The revolutionary writer and artist William Morris once proclaimed that “if our ideas of a new Society are anything more than a dream … three qualities must animate the due effective majority of the working people; and then, I say, the thing will be done.” The three qualities Morris had in mind were “intelligence enough to conceive, courage enough to will, and power enough to compel.” The last of these, power enough to compel, hardly ever seems to be a consideration of activists today. The fact that power, and indeed compulsion, will be required to reorder society seems a wholly suspect idea to us.
Power: that is the thing that the people in charge have, is it not? And will we not be just like them if we were to have it? All of this tepidness about power is not helped by the fact that we live in a time when practically anything that could involve centralization and hierarchy is equated with elitist vanguardism. The fact remains, however, whatever the antihierarchical, anticentralization, and anticompulsion biases of modern activism may be, we are going to have to take power in order to get done what we need.

........

■ **GIVEN PROBLEM 1**
Repeat word for word the part of the passage on activism and power starting with "Power: that is" and going on through "what we need.".
■ **GIVEN PROBLEM 2**
Go on with the passage on activism and power from its final sentence.

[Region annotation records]

........

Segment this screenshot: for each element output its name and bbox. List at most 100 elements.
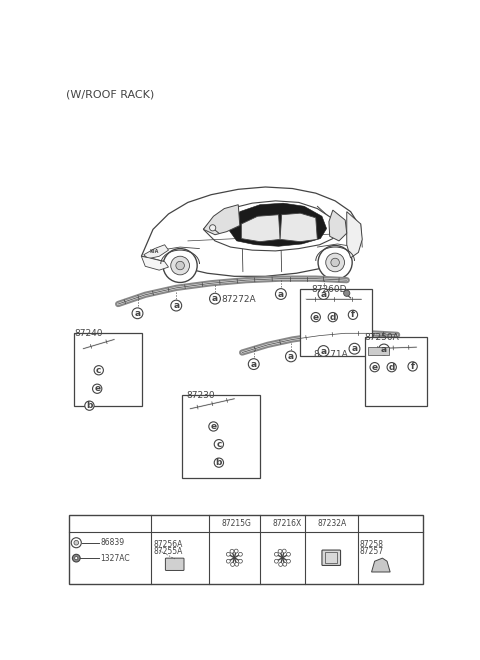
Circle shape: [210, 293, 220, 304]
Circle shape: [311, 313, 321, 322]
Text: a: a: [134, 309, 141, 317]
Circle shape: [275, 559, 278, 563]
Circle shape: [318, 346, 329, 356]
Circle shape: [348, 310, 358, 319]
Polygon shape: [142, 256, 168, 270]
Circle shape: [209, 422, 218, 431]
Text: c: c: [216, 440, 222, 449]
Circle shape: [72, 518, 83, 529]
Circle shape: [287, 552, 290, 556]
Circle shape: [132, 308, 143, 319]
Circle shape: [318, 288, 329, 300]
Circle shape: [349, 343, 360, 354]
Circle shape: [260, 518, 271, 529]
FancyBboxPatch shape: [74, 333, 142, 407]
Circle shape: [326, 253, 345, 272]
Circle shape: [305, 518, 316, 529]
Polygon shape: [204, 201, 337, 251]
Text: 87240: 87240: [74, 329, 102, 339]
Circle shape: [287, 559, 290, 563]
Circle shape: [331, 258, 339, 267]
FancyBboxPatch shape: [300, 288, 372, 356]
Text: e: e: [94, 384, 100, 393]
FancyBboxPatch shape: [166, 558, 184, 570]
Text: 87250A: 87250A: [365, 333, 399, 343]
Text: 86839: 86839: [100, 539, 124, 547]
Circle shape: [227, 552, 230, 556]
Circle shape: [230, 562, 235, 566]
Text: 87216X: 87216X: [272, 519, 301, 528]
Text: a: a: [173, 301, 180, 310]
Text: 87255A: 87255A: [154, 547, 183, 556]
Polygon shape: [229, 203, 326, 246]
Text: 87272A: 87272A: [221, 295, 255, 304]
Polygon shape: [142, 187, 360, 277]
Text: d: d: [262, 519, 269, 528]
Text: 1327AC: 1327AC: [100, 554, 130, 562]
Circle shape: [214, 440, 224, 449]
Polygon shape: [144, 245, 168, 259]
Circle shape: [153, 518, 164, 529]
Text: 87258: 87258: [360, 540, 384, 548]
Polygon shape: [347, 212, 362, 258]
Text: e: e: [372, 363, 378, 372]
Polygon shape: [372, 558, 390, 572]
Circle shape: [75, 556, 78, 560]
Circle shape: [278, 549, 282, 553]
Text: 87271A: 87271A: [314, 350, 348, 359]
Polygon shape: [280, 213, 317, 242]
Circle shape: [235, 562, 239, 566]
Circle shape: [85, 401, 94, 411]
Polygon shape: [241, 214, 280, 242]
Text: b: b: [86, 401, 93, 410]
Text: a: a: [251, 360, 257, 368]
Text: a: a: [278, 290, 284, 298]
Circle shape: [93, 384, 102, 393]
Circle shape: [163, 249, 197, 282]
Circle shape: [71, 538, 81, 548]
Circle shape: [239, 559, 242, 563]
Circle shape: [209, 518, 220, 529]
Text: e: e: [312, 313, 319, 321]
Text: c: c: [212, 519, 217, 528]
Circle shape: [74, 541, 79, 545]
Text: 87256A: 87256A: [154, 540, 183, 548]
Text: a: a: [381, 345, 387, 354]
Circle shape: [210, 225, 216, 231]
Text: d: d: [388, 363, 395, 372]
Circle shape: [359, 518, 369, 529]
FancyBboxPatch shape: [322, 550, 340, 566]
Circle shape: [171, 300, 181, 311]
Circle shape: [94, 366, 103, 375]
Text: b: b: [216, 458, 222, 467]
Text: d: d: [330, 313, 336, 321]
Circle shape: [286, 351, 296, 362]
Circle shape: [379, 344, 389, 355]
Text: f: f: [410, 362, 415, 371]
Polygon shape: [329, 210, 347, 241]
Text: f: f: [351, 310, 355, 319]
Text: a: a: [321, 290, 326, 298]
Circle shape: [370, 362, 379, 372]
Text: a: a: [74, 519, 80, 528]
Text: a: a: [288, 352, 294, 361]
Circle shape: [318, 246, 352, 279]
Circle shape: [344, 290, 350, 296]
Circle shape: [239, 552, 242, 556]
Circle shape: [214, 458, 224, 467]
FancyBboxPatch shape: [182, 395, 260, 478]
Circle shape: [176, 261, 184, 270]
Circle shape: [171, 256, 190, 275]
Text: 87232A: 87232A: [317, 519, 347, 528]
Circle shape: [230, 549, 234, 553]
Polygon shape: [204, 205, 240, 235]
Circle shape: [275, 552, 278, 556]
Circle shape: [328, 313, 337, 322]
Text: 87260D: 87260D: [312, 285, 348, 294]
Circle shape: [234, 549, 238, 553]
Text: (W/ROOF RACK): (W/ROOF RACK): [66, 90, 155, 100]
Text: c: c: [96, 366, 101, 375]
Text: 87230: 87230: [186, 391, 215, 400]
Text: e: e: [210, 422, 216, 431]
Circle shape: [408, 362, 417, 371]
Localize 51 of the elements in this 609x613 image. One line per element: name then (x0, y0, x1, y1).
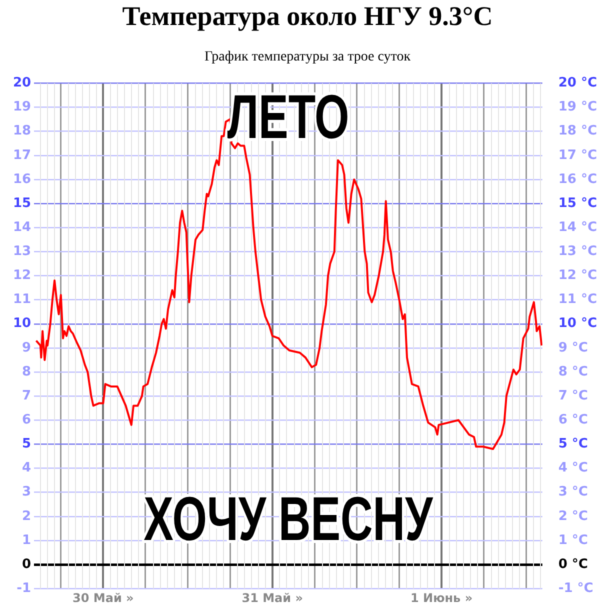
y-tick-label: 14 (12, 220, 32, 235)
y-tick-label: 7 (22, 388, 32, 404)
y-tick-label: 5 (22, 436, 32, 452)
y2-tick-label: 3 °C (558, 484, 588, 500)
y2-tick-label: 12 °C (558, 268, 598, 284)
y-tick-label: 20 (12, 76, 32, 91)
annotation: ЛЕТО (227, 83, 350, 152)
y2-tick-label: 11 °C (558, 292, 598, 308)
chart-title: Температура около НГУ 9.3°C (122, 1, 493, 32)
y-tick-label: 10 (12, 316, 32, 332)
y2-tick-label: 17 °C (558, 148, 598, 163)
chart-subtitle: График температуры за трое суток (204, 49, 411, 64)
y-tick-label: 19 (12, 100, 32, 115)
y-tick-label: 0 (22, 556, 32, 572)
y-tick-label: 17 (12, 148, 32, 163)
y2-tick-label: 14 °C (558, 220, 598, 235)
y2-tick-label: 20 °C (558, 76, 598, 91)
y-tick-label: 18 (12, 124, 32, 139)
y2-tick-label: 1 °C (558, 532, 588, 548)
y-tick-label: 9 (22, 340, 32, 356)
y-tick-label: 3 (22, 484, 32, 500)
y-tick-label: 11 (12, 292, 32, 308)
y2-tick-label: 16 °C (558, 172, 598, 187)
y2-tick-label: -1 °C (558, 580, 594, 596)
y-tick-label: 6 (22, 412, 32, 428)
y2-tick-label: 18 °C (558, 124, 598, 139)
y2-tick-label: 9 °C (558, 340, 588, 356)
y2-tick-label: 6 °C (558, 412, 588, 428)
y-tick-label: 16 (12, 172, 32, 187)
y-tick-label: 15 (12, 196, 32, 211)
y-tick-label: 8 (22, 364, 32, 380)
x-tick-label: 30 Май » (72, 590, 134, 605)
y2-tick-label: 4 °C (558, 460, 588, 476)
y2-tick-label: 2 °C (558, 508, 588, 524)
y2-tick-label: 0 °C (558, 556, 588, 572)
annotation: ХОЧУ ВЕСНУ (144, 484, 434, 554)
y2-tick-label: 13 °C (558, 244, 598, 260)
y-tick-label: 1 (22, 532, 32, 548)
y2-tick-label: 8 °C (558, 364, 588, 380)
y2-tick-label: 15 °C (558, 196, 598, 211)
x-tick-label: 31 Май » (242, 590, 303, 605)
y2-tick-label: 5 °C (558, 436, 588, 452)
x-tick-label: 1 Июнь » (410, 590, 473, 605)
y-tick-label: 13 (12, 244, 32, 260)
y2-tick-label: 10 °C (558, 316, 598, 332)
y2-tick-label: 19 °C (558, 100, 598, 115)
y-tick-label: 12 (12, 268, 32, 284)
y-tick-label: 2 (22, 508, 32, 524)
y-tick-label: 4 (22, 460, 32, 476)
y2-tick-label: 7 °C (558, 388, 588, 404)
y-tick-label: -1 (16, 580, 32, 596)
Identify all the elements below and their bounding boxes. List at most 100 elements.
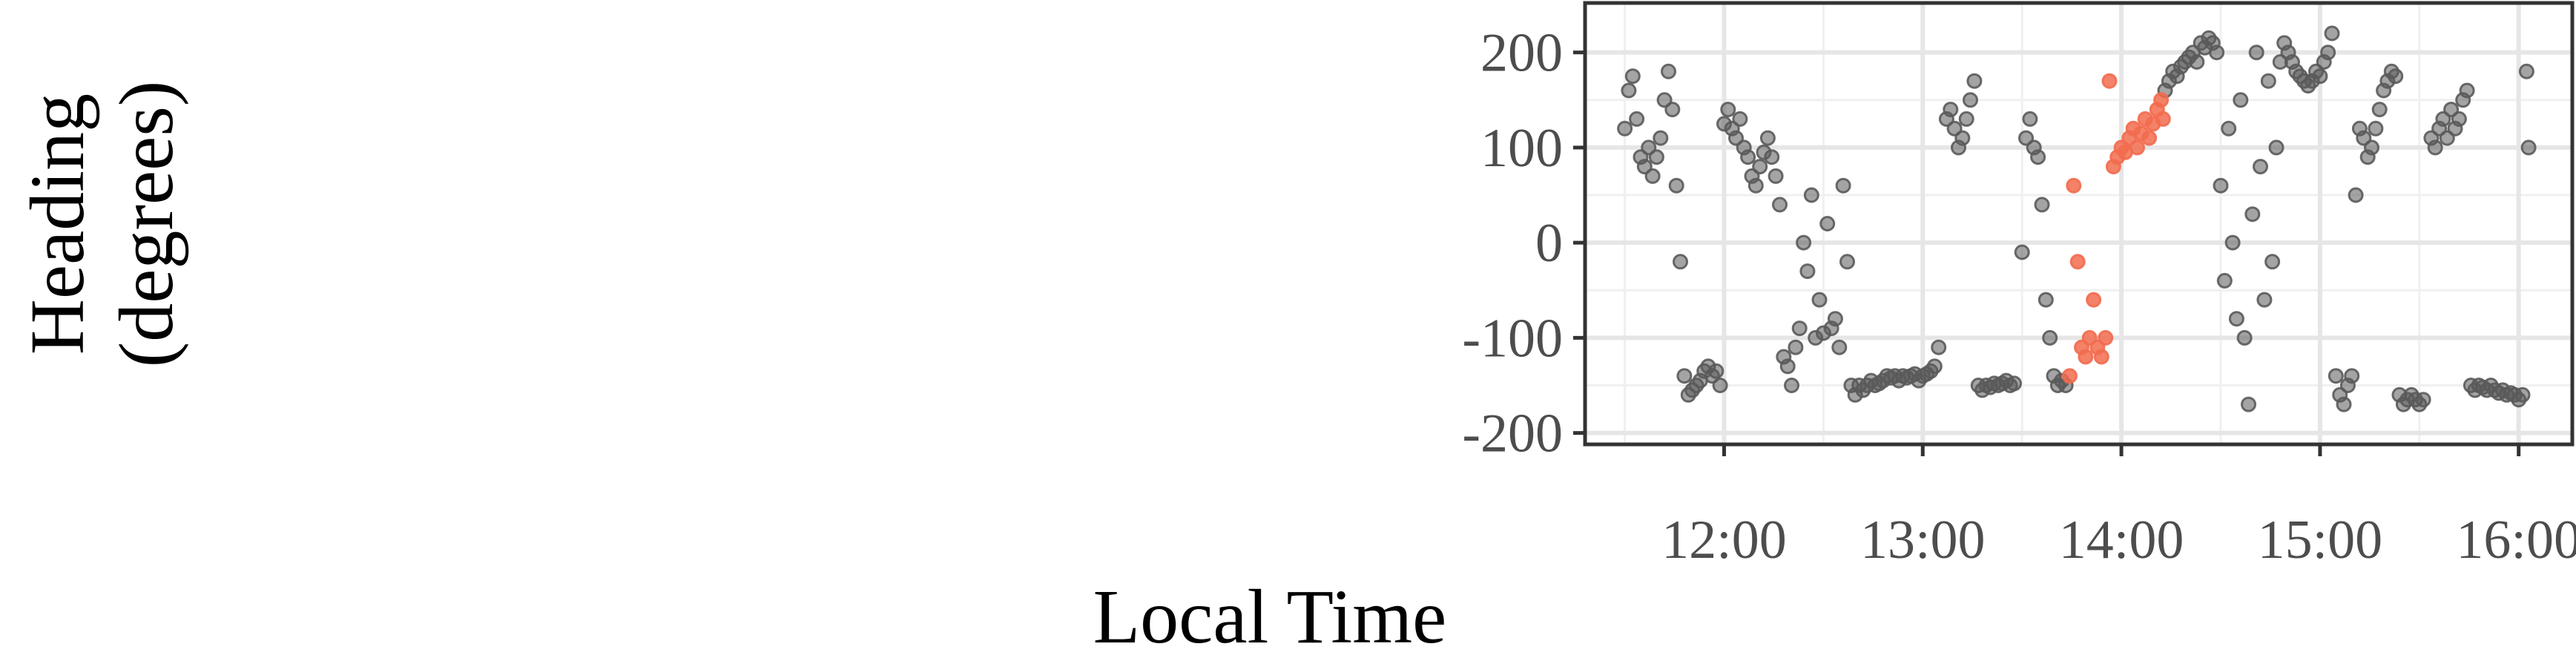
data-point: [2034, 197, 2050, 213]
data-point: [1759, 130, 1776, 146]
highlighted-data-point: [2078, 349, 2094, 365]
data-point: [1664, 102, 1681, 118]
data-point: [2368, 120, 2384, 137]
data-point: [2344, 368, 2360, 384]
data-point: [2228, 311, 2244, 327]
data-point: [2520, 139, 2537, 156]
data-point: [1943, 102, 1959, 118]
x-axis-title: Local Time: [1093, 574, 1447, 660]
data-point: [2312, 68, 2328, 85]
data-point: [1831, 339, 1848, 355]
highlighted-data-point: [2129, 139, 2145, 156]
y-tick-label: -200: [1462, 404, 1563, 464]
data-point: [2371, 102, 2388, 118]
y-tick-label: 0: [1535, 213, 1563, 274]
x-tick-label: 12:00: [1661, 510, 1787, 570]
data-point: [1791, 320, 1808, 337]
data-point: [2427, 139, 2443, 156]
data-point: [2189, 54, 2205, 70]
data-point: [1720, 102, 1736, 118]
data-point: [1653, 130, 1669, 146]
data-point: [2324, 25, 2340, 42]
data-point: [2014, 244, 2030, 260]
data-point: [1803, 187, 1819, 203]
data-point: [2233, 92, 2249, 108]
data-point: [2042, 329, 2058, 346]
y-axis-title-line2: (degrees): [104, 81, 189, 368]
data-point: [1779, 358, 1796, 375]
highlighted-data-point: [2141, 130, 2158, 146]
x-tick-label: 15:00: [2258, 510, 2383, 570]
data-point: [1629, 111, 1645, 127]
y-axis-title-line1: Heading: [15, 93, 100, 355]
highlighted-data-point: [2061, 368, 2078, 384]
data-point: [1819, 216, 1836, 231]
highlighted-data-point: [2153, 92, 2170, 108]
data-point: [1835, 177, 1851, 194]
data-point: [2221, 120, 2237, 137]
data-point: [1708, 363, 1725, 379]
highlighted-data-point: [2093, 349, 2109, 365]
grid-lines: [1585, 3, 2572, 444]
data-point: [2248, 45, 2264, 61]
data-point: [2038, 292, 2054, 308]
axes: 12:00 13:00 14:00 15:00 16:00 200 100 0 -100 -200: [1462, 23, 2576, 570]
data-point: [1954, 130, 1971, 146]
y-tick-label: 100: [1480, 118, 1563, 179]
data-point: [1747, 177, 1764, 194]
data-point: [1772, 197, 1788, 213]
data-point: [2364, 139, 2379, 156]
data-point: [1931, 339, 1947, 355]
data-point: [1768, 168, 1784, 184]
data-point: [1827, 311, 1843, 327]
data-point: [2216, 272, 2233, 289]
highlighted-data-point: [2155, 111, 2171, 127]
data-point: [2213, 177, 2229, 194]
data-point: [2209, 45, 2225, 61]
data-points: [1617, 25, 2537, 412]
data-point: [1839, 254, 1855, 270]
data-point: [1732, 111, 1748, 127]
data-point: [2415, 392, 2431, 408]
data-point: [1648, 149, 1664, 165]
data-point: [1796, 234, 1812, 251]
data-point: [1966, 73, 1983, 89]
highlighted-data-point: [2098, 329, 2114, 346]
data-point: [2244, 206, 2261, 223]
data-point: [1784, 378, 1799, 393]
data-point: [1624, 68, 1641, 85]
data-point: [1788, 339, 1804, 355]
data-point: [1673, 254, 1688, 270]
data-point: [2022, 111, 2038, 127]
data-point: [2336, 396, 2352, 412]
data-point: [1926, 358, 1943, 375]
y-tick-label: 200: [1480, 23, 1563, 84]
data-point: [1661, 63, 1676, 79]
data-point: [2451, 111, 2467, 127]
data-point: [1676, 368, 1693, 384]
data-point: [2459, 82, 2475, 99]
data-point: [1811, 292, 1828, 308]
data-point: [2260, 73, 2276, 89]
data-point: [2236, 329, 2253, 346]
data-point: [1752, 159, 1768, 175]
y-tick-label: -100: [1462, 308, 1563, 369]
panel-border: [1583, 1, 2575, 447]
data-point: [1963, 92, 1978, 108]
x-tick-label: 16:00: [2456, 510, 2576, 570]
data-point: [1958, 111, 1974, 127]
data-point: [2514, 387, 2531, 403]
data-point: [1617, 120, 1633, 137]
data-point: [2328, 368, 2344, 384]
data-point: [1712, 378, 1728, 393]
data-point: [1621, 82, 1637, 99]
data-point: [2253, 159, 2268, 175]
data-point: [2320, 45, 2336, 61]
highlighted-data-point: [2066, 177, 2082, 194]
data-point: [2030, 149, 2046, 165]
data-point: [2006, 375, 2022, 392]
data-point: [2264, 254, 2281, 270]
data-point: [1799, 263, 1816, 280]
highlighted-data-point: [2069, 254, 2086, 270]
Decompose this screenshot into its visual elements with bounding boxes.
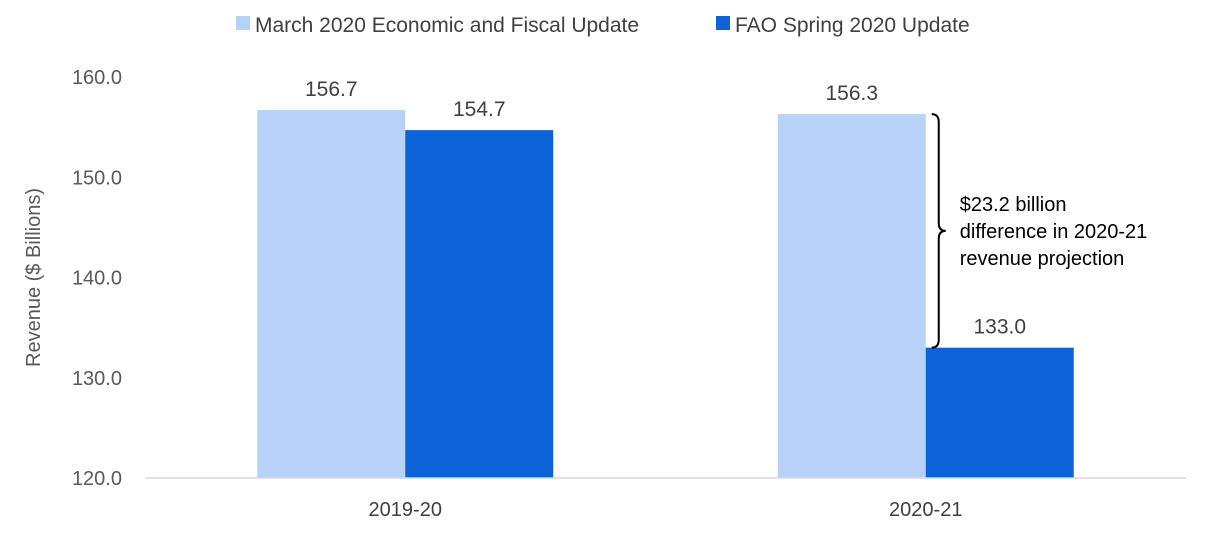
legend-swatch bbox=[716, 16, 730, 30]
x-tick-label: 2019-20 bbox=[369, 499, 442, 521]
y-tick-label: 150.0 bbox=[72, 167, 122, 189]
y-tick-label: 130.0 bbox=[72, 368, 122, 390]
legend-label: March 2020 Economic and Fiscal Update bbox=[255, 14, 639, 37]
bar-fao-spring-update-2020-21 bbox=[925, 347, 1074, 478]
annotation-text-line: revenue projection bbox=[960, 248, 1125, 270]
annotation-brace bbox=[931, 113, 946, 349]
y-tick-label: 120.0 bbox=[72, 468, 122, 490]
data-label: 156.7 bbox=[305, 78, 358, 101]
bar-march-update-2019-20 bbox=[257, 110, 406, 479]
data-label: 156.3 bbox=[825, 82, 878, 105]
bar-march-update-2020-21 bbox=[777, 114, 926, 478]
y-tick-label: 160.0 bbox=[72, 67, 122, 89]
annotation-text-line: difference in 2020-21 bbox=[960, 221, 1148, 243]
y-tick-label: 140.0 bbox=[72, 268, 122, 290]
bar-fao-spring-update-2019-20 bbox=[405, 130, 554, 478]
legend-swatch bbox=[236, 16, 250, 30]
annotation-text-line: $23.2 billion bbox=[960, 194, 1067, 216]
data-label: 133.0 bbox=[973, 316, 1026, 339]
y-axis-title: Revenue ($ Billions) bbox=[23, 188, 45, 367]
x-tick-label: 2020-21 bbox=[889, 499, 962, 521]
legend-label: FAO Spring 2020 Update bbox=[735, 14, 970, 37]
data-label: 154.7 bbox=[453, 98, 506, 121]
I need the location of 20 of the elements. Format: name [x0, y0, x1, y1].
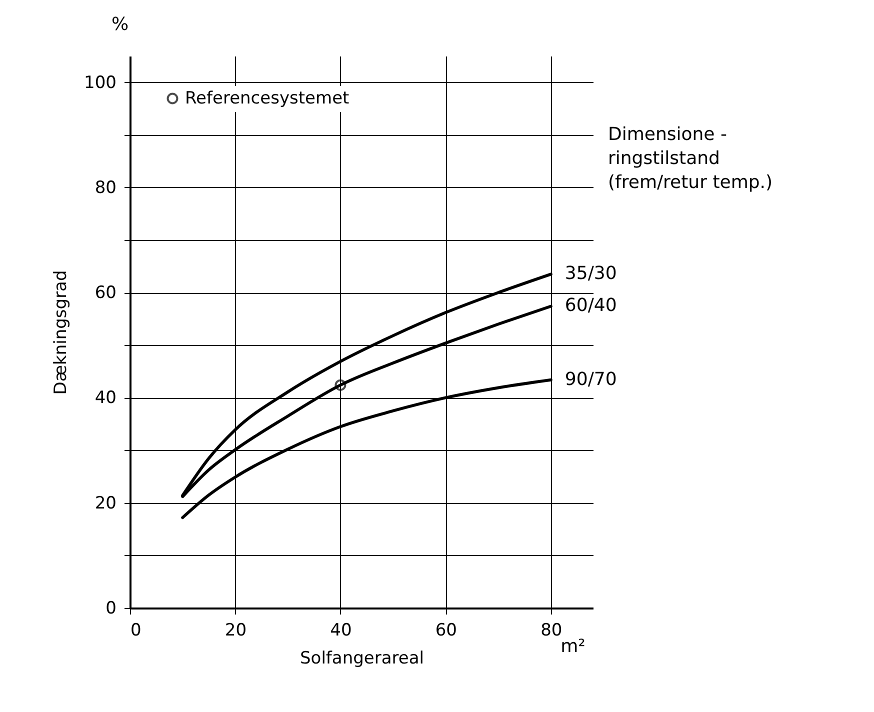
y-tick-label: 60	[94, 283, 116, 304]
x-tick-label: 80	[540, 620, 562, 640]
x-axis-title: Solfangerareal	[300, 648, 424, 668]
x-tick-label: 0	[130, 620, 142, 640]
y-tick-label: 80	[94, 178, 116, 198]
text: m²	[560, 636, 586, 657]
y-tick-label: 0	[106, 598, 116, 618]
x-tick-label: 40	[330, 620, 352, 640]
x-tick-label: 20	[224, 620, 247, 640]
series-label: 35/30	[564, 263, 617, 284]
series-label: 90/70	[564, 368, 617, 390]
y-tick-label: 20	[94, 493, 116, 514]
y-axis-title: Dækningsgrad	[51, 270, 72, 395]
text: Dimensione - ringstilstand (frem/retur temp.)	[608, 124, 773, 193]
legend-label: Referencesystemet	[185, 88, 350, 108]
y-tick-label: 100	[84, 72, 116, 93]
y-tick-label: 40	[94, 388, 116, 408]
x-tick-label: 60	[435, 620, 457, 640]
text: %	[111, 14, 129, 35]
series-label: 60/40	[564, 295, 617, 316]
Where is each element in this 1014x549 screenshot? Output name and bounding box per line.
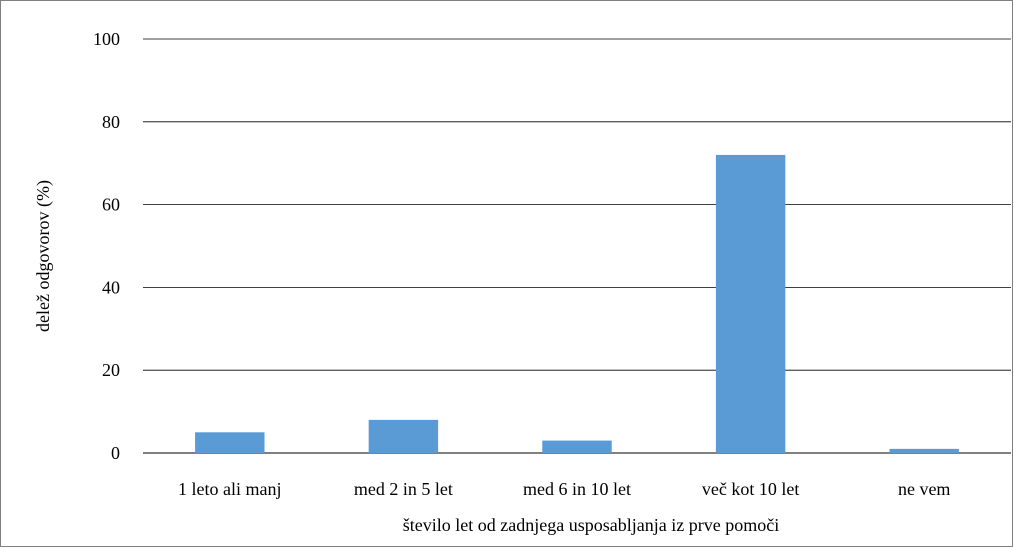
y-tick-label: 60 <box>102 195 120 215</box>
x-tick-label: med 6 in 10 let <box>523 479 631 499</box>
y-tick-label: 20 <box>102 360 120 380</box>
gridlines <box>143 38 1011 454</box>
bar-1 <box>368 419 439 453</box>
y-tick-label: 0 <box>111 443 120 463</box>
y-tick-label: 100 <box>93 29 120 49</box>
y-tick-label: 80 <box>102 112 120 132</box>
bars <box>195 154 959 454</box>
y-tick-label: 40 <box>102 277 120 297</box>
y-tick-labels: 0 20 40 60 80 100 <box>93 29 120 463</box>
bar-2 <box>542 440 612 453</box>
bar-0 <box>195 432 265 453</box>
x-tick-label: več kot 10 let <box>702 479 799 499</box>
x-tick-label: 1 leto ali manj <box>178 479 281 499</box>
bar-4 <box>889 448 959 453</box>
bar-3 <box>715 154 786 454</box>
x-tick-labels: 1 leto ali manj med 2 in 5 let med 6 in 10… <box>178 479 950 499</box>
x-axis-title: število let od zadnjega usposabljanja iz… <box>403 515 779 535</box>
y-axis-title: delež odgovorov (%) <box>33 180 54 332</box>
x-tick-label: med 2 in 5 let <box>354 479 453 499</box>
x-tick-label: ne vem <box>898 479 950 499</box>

........

■ **RIGHT ANSWER 1**
Power: that is the thing that the people in charge have, is it not? And will we not be just like them if we were to have it? All of this tepidness about power is not helped by the fact that we live in a time when practically anything that could involve centralization and hierarchy is equated with elitist vanguardism. The fact remains, however, whatever the antihierarchical, anticentralization, and anticompulsion biases of modern activism may be, we are going to have to take power in order to get done what we need.

■ **RIGHT ANSWER 2**
Ultimately, we have to overcome the workshop and protest models of activism that have become entrenched in our time. Rather than continuing to just rely on sporadic flare-ups to create change, we are called on to work with institutional forms that can deliver protracted challenges to the status quo in pushing for progressive change. This point, it should perhaps be emphasized, is the crux of my altered position. A multitude of local, grassroots efforts will not come together on their own to create a greater whole. We have to create organizational formations that can help to coordinate such efforts across geographical space and over long periods of time.
Protests, marches, and direct actions need not to be put on hold, but they do need to be supplemented with organization-building. One thing we learn from past efforts to build mass, democratic political parties is that such things take time. The urgency of the environmental crisis perhaps makes us unwilling to put energy into efforts that have long gestation periods. There does not seem to be a way around it, however. We are just going to have to commit to being in this for the slow and long haul.